> **Given task**
Your task is to copy the material exactly.

....................

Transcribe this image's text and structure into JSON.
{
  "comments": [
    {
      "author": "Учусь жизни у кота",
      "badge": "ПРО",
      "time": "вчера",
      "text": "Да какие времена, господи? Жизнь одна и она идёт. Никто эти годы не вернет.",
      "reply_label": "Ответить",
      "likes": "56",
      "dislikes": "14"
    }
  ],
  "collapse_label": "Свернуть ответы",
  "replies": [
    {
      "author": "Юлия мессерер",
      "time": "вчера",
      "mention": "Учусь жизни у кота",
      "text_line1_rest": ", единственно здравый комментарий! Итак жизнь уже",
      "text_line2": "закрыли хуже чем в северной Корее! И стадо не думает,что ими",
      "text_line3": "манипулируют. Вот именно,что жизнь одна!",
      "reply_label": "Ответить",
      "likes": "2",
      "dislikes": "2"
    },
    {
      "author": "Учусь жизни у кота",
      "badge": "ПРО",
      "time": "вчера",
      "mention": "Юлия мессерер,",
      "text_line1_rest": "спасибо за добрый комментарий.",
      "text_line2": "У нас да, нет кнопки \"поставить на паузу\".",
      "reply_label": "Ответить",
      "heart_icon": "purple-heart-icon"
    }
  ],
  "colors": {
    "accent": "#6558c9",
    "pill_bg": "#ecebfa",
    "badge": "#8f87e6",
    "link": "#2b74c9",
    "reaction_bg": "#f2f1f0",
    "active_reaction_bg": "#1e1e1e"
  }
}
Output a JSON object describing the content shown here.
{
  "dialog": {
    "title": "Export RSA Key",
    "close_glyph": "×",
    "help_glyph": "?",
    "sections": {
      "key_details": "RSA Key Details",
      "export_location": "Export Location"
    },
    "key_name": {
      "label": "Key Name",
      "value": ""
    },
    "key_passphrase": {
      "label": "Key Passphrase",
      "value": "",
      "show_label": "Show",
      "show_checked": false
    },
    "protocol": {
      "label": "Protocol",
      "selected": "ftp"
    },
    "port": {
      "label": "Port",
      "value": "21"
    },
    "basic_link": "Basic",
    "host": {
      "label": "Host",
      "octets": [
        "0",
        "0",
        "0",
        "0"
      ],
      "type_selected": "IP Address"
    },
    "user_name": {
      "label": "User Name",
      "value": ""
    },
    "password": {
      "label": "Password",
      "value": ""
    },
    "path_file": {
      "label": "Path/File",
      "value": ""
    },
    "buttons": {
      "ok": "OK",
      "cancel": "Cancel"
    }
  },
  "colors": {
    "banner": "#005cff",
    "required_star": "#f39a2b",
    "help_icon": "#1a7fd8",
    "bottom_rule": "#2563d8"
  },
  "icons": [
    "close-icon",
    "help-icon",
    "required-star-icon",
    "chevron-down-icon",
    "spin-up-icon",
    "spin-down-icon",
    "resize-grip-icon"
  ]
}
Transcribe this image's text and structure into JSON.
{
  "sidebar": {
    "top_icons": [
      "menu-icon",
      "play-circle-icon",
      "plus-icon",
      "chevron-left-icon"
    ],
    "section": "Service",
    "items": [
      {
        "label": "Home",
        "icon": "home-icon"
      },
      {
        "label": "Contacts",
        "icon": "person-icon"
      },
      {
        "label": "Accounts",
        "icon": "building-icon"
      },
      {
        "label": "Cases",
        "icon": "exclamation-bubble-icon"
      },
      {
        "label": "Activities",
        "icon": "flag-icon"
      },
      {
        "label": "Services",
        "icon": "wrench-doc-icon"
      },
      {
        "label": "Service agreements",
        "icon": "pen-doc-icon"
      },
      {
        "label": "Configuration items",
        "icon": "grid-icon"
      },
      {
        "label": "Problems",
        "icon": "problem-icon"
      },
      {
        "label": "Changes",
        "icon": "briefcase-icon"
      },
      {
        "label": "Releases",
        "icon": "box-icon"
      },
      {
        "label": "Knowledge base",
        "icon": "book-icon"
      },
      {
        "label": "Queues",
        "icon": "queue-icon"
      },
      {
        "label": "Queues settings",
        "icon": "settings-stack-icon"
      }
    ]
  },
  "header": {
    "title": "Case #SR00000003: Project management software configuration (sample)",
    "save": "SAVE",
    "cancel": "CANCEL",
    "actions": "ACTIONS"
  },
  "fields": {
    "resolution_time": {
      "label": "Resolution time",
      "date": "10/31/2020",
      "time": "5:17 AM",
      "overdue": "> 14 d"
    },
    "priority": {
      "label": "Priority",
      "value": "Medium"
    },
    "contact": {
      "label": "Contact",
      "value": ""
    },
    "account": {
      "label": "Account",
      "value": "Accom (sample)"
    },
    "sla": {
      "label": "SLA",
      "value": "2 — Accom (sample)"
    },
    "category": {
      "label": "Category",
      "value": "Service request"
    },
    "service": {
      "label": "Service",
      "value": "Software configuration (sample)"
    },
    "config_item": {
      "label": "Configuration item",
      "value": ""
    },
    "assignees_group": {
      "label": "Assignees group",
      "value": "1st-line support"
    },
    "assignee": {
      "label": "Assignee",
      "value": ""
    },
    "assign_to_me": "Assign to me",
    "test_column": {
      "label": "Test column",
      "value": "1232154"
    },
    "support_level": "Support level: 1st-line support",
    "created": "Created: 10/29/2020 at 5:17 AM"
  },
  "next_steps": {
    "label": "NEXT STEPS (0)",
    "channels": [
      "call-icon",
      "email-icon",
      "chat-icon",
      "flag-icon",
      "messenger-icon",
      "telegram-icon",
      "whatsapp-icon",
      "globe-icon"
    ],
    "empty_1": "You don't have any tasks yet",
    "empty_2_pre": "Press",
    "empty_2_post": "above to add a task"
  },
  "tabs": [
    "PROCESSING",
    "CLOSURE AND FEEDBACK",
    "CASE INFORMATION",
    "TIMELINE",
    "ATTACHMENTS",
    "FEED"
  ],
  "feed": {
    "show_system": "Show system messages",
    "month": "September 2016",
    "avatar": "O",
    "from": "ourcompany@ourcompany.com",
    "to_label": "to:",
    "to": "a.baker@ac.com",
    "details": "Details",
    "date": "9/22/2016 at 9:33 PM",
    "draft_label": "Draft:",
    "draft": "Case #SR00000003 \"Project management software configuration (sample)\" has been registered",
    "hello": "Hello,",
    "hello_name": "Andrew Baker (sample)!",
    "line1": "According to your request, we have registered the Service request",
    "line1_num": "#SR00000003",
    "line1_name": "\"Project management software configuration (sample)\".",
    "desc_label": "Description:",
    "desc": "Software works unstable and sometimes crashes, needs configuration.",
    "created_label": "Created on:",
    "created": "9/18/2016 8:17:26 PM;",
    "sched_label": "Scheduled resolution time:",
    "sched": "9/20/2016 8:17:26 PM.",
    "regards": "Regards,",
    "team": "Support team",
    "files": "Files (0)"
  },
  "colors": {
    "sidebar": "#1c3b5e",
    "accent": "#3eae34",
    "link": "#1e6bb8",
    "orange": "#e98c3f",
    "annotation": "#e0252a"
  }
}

....................

> **Complete response**
Transcribe this image's text and structure into JSON.
{
  "comments": [
    {
      "author": "Учусь жизни у кота",
      "badge": "ПРО",
      "time": "вчера",
      "text": "Да какие времена, господи? Жизнь одна и она идёт. Никто эти годы не вернет.",
      "reply_label": "Ответить",
      "likes": "56",
      "dislikes": "14"
    }
  ],
  "collapse_label": "Свернуть ответы",
  "replies": [
    {
      "author": "Юлия мессерер",
      "time": "вчера",
      "mention": "Учусь жизни у кота",
      "text_line1_rest": ", единственно здравый комментарий! Итак жизнь уже",
      "text_line2": "закрыли хуже чем в северной Корее! И стадо не думает,что ими",
      "text_line3": "манипулируют. Вот именно,что жизнь одна!",
      "reply_label": "Ответить",
      "likes": "2",
      "dislikes": "2"
    },
    {
      "author": "Учусь жизни у кота",
      "badge": "ПРО",
      "time": "вчера",
      "mention": "Юлия мессерер,",
      "text_line1_rest": "спасибо за добрый комментарий.",
      "text_line2": "У нас да, нет кнопки \"поставить на паузу\".",
      "reply_label": "Ответить",
      "heart_icon": "purple-heart-icon"
    }
  ],
  "colors": {
    "accent": "#6558c9",
    "pill_bg": "#ecebfa",
    "badge": "#8f87e6",
    "link": "#2b74c9",
    "reaction_bg": "#f2f1f0",
    "active_reaction_bg": "#1e1e1e"
  }
}
Output a JSON object describing the content shown here.
{
  "dialog": {
    "title": "Export RSA Key",
    "close_glyph": "×",
    "help_glyph": "?",
    "sections": {
      "key_details": "RSA Key Details",
      "export_location": "Export Location"
    },
    "key_name": {
      "label": "Key Name",
      "value": ""
    },
    "key_passphrase": {
      "label": "Key Passphrase",
      "value": "",
      "show_label": "Show",
      "show_checked": false
    },
    "protocol": {
      "label": "Protocol",
      "selected": "ftp"
    },
    "port": {
      "label": "Port",
      "value": "21"
    },
    "basic_link": "Basic",
    "host": {
      "label": "Host",
      "octets": [
        "0",
        "0",
        "0",
        "0"
      ],
      "type_selected": "IP Address"
    },
    "user_name": {
      "label": "User Name",
      "value": ""
    },
    "password": {
      "label": "Password",
      "value": ""
    },
    "path_file": {
      "label": "Path/File",
      "value": ""
    },
    "buttons": {
      "ok": "OK",
      "cancel": "Cancel"
    }
  },
  "colors": {
    "banner": "#005cff",
    "required_star": "#f39a2b",
    "help_icon": "#1a7fd8",
    "bottom_rule": "#2563d8"
  },
  "icons": [
    "close-icon",
    "help-icon",
    "required-star-icon",
    "chevron-down-icon",
    "spin-up-icon",
    "spin-down-icon",
    "resize-grip-icon"
  ]
}
Transcribe this image's text and structure into JSON.
{
  "sidebar": {
    "top_icons": [
      "menu-icon",
      "play-circle-icon",
      "plus-icon",
      "chevron-left-icon"
    ],
    "section": "Service",
    "items": [
      {
        "label": "Home",
        "icon": "home-icon"
      },
      {
        "label": "Contacts",
        "icon": "person-icon"
      },
      {
        "label": "Accounts",
        "icon": "building-icon"
      },
      {
        "label": "Cases",
        "icon": "exclamation-bubble-icon"
      },
      {
        "label": "Activities",
        "icon": "flag-icon"
      },
      {
        "label": "Services",
        "icon": "wrench-doc-icon"
      },
      {
        "label": "Service agreements",
        "icon": "pen-doc-icon"
      },
      {
        "label": "Configuration items",
        "icon": "grid-icon"
      },
      {
        "label": "Problems",
        "icon": "problem-icon"
      },
      {
        "label": "Changes",
        "icon": "briefcase-icon"
      },
      {
        "label": "Releases",
        "icon": "box-icon"
      },
      {
        "label": "Knowledge base",
        "icon": "book-icon"
      },
      {
        "label": "Queues",
        "icon": "queue-icon"
      },
      {
        "label": "Queues settings",
        "icon": "settings-stack-icon"
      }
    ]
  },
  "header": {
    "title": "Case #SR00000003: Project management software configuration (sample)",
    "save": "SAVE",
    "cancel": "CANCEL",
    "actions": "ACTIONS"
  },
  "fields": {
    "resolution_time": {
      "label": "Resolution time",
      "date": "10/31/2020",
      "time": "5:17 AM",
      "overdue": "> 14 d"
    },
    "priority": {
      "label": "Priority",
      "value": "Medium"
    },
    "contact": {
      "label": "Contact",
      "value": ""
    },
    "account": {
      "label": "Account",
      "value": "Accom (sample)"
    },
    "sla": {
      "label": "SLA",
      "value": "2 — Accom (sample)"
    },
    "category": {
      "label": "Category",
      "value": "Service request"
    },
    "service": {
      "label": "Service",
      "value": "Software configuration (sample)"
    },
    "config_item": {
      "label": "Configuration item",
      "value": ""
    },
    "assignees_group": {
      "label": "Assignees group",
      "value": "1st-line support"
    },
    "assignee": {
      "label": "Assignee",
      "value": ""
    },
    "assign_to_me": "Assign to me",
    "test_column": {
      "label": "Test column",
      "value": "1232154"
    },
    "support_level": "Support level: 1st-line support",
    "created": "Created: 10/29/2020 at 5:17 AM"
  },
  "next_steps": {
    "label": "NEXT STEPS (0)",
    "channels": [
      "call-icon",
      "email-icon",
      "chat-icon",
      "flag-icon",
      "messenger-icon",
      "telegram-icon",
      "whatsapp-icon",
      "globe-icon"
    ],
    "empty_1": "You don't have any tasks yet",
    "empty_2_pre": "Press",
    "empty_2_post": "above to add a task"
  },
  "tabs": [
    "PROCESSING",
    "CLOSURE AND FEEDBACK",
    "CASE INFORMATION",
    "TIMELINE",
    "ATTACHMENTS",
    "FEED"
  ],
  "feed": {
    "show_system": "Show system messages",
    "month": "September 2016",
    "avatar": "O",
    "from": "ourcompany@ourcompany.com",
    "to_label": "to:",
    "to": "a.baker@ac.com",
    "details": "Details",
    "date": "9/22/2016 at 9:33 PM",
    "draft_label": "Draft:",
    "draft": "Case #SR00000003 \"Project management software configuration (sample)\" has been registered",
    "hello": "Hello,",
    "hello_name": "Andrew Baker (sample)!",
    "line1": "According to your request, we have registered the Service request",
    "line1_num": "#SR00000003",
    "line1_name": "\"Project management software configuration (sample)\".",
    "desc_label": "Description:",
    "desc": "Software works unstable and sometimes crashes, needs configuration.",
    "created_label": "Created on:",
    "created": "9/18/2016 8:17:26 PM;",
    "sched_label": "Scheduled resolution time:",
    "sched": "9/20/2016 8:17:26 PM.",
    "regards": "Regards,",
    "team": "Support team",
    "files": "Files (0)"
  },
  "colors": {
    "sidebar": "#1c3b5e",
    "accent": "#3eae34",
    "link": "#1e6bb8",
    "orange": "#e98c3f",
    "annotation": "#e0252a"
  }
}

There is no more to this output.